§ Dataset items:
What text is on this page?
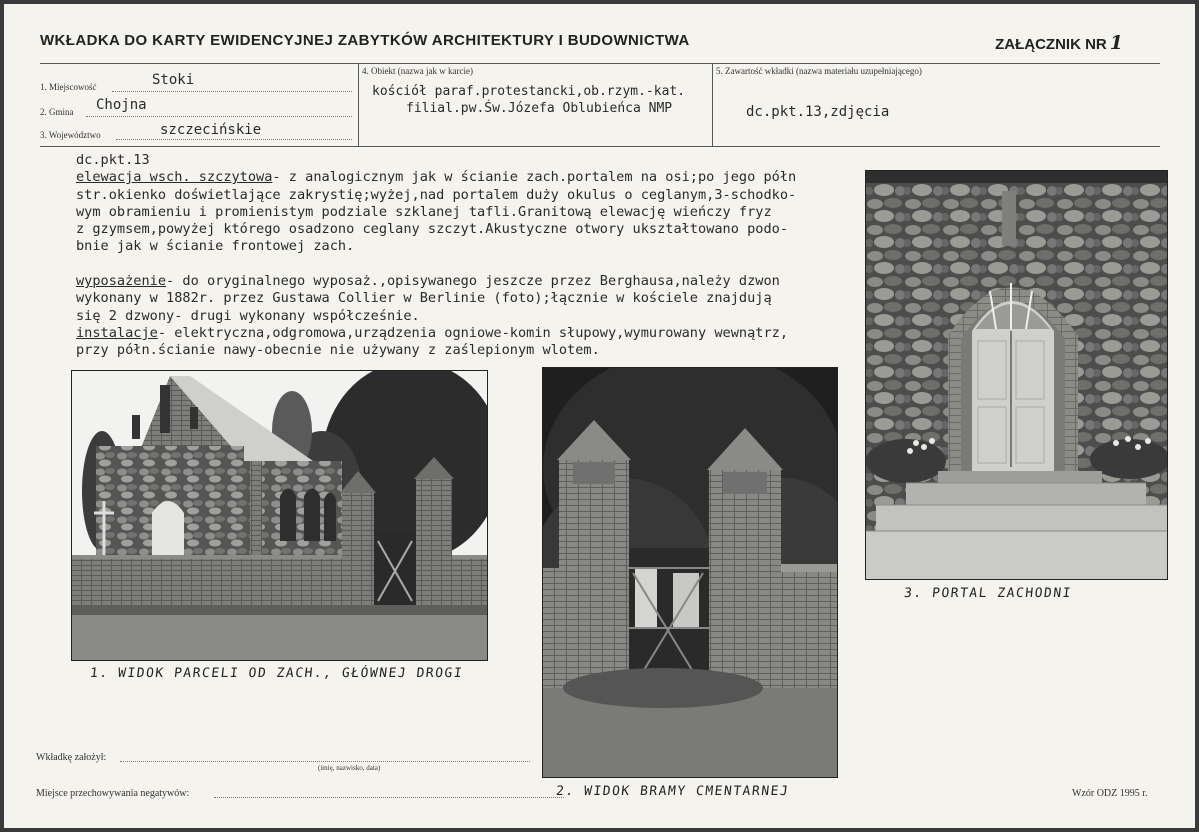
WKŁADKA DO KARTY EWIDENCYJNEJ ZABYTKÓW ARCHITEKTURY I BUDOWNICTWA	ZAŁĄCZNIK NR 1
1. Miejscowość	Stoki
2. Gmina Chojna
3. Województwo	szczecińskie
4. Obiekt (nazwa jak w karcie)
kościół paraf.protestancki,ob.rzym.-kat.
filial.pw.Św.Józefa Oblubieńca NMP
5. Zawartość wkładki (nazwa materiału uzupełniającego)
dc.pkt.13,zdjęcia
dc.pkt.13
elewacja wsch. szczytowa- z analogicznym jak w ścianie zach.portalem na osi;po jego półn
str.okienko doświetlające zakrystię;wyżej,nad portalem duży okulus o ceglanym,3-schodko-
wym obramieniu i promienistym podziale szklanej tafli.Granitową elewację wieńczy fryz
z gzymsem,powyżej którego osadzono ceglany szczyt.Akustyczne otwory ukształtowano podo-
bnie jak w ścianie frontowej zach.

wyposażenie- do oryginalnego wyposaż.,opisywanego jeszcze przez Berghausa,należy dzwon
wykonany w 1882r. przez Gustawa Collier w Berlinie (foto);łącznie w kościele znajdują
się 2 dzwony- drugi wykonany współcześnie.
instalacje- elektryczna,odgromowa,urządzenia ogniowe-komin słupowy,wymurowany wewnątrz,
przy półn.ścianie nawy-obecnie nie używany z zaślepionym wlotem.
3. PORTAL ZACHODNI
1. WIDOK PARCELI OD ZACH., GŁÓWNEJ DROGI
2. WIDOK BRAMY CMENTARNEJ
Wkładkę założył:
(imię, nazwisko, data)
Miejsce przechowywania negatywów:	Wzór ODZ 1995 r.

§ Prompt: Omit pictures; set down the rest of the material word for word.

§ Solution to this exercise:
What text is on this page?
WKŁADKA DO KARTY EWIDENCYJNEJ ZABYTKÓW ARCHITEKTURY I BUDOWNICTWA	ZAŁĄCZNIK NR 1
1. Miejscowość	Stoki
2. Gmina Chojna
3. Województwo	szczecińskie
4. Obiekt (nazwa jak w karcie)
kościół paraf.protestancki,ob.rzym.-kat.
filial.pw.Św.Józefa Oblubieńca NMP
5. Zawartość wkładki (nazwa materiału uzupełniającego)
dc.pkt.13,zdjęcia
dc.pkt.13
elewacja wsch. szczytowa- z analogicznym jak w ścianie zach.portalem na osi;po jego półn
str.okienko doświetlające zakrystię;wyżej,nad portalem duży okulus o ceglanym,3-schodko-
wym obramieniu i promienistym podziale szklanej tafli.Granitową elewację wieńczy fryz
z gzymsem,powyżej którego osadzono ceglany szczyt.Akustyczne otwory ukształtowano podo-
bnie jak w ścianie frontowej zach.

wyposażenie- do oryginalnego wyposaż.,opisywanego jeszcze przez Berghausa,należy dzwon
wykonany w 1882r. przez Gustawa Collier w Berlinie (foto);łącznie w kościele znajdują
się 2 dzwony- drugi wykonany współcześnie.
instalacje- elektryczna,odgromowa,urządzenia ogniowe-komin słupowy,wymurowany wewnątrz,
przy półn.ścianie nawy-obecnie nie używany z zaślepionym wlotem.
3. PORTAL ZACHODNI
1. WIDOK PARCELI OD ZACH., GŁÓWNEJ DROGI
2. WIDOK BRAMY CMENTARNEJ
Wkładkę założył:
(imię, nazwisko, data)
Miejsce przechowywania negatywów:	Wzór ODZ 1995 r.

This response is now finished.